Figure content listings
==*==

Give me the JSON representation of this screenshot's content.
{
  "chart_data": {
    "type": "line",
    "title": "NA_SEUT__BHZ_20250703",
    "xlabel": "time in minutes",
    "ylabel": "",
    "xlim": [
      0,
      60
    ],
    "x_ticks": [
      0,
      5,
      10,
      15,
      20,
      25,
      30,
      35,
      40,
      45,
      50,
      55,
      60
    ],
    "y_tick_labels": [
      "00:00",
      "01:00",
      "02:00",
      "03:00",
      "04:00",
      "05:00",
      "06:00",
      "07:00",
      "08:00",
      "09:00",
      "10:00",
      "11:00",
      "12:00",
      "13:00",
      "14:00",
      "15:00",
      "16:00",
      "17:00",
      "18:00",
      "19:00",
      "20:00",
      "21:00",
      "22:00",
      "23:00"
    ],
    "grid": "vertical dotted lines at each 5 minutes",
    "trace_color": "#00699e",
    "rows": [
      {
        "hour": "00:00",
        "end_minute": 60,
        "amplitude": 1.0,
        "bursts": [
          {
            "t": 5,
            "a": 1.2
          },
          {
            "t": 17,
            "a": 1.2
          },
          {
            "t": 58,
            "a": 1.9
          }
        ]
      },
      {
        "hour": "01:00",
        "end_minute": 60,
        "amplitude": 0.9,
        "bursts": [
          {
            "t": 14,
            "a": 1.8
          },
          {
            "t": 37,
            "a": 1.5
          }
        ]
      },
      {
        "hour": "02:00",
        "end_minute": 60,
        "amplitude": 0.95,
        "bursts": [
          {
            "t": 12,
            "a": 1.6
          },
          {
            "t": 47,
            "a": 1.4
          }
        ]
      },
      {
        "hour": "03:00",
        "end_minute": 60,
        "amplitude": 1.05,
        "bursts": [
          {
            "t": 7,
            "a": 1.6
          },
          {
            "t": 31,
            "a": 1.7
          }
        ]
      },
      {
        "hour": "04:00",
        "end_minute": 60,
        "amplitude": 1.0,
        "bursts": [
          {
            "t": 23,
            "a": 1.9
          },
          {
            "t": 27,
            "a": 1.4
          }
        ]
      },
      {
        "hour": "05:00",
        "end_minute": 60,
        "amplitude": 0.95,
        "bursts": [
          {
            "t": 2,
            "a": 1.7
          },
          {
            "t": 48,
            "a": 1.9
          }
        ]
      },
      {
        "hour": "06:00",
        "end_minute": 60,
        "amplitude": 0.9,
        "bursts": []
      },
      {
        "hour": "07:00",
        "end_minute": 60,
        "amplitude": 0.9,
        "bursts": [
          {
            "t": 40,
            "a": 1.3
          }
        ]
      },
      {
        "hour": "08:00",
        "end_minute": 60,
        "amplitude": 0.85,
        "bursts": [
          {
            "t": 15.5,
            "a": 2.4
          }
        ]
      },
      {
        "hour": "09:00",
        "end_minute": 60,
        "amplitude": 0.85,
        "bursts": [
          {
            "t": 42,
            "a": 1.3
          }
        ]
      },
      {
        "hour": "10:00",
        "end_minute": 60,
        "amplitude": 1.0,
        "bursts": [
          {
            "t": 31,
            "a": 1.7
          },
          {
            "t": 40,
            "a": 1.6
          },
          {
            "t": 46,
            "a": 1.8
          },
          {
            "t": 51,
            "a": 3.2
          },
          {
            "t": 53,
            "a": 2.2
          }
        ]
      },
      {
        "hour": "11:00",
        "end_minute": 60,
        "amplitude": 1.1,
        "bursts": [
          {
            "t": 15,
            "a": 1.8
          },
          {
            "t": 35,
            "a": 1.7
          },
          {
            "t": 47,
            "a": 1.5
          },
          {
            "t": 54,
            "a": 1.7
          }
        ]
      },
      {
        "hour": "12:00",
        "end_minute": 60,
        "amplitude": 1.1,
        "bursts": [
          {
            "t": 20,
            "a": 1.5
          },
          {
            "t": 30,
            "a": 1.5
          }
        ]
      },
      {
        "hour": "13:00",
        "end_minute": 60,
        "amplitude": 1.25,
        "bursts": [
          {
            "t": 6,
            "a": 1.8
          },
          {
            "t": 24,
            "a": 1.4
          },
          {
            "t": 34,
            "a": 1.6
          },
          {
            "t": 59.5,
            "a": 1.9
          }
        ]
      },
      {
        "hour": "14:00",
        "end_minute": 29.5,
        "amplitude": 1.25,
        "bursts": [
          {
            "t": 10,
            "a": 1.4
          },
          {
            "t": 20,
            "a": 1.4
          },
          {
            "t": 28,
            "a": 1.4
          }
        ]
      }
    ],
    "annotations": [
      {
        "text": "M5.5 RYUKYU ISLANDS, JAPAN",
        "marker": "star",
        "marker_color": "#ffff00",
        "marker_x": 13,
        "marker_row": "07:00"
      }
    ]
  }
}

==*==

#### Do this:
How many lines in the records above hold the word "minutes"? Give only the number.

#### Worked solution:
2